## EXERCISE DESCRIPTION
Reproduce the listing exactly and skip over any pictures.
╭─ RECORDS TO PROCESS
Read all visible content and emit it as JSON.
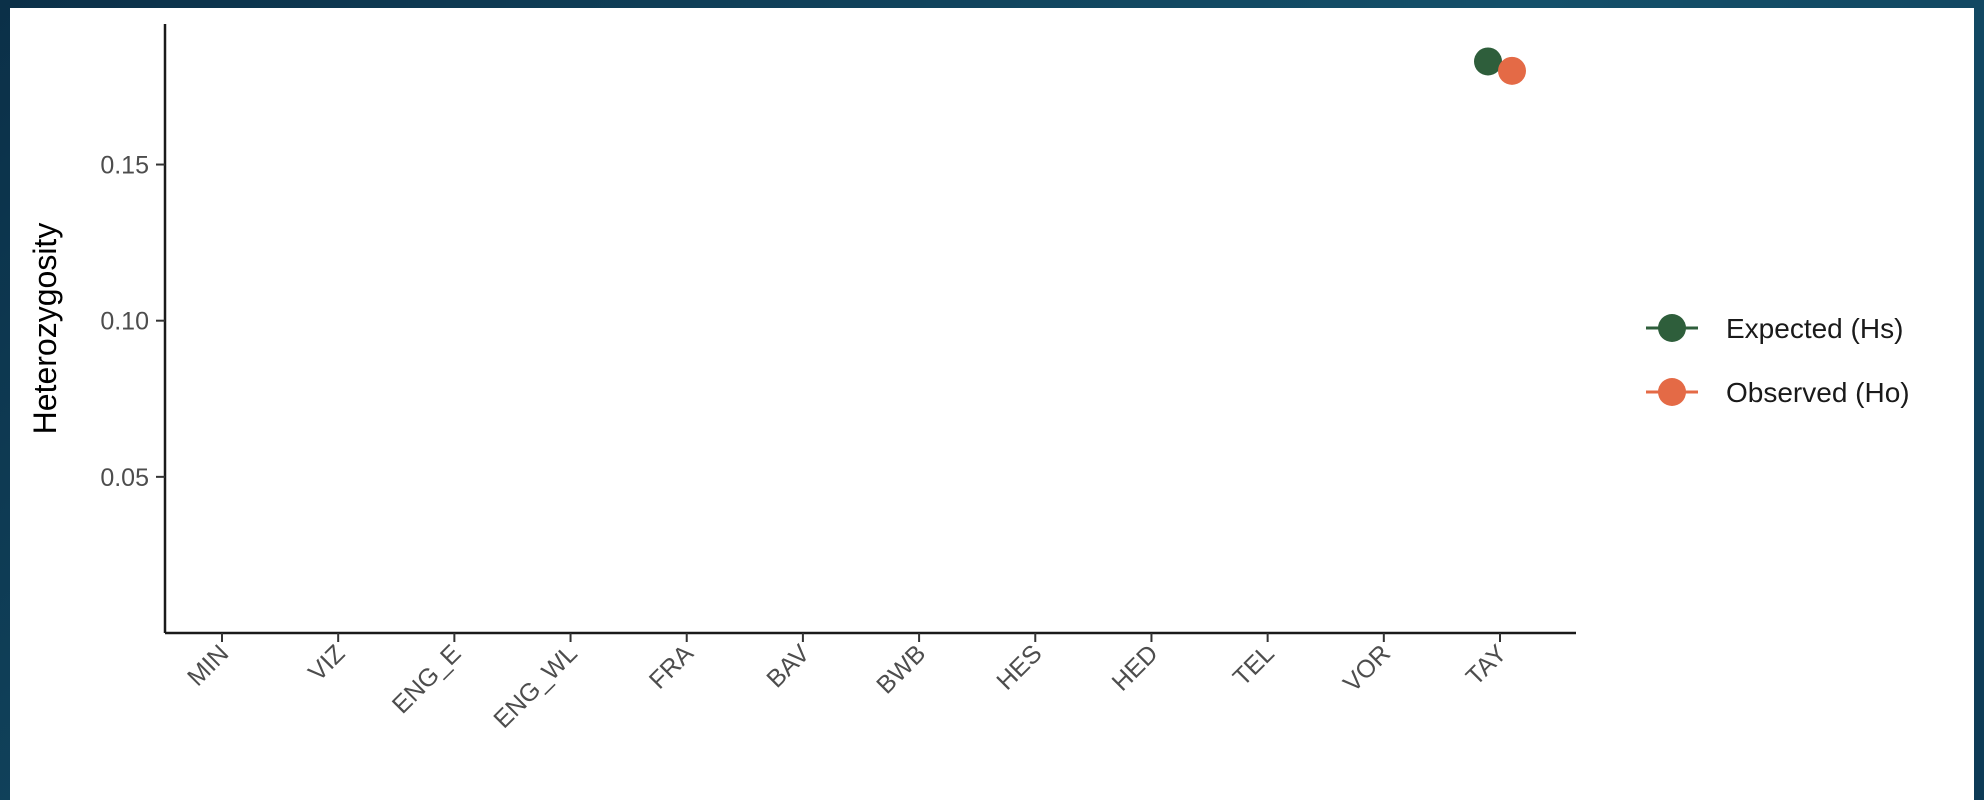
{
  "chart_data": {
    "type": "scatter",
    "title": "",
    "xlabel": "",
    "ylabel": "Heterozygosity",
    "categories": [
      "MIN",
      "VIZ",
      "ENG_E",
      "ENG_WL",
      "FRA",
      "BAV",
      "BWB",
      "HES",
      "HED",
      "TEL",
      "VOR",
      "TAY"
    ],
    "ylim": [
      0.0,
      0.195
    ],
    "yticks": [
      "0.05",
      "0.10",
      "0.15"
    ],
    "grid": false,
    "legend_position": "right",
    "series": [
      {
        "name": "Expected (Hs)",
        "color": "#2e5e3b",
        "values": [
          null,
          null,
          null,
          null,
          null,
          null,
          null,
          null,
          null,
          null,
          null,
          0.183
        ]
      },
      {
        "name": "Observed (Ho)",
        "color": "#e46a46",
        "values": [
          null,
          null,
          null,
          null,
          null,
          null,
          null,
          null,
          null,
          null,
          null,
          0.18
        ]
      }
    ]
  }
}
╰─
## ANSWER TO THE PROBLEM
Read all visible content and emit it as JSON.
{
  "chart_data": {
    "type": "scatter",
    "title": "",
    "xlabel": "",
    "ylabel": "Heterozygosity",
    "categories": [
      "MIN",
      "VIZ",
      "ENG_E",
      "ENG_WL",
      "FRA",
      "BAV",
      "BWB",
      "HES",
      "HED",
      "TEL",
      "VOR",
      "TAY"
    ],
    "ylim": [
      0.0,
      0.195
    ],
    "yticks": [
      "0.05",
      "0.10",
      "0.15"
    ],
    "grid": false,
    "legend_position": "right",
    "series": [
      {
        "name": "Expected (Hs)",
        "color": "#2e5e3b",
        "values": [
          null,
          null,
          null,
          null,
          null,
          null,
          null,
          null,
          null,
          null,
          null,
          0.183
        ]
      },
      {
        "name": "Observed (Ho)",
        "color": "#e46a46",
        "values": [
          null,
          null,
          null,
          null,
          null,
          null,
          null,
          null,
          null,
          null,
          null,
          0.18
        ]
      }
    ]
  }
}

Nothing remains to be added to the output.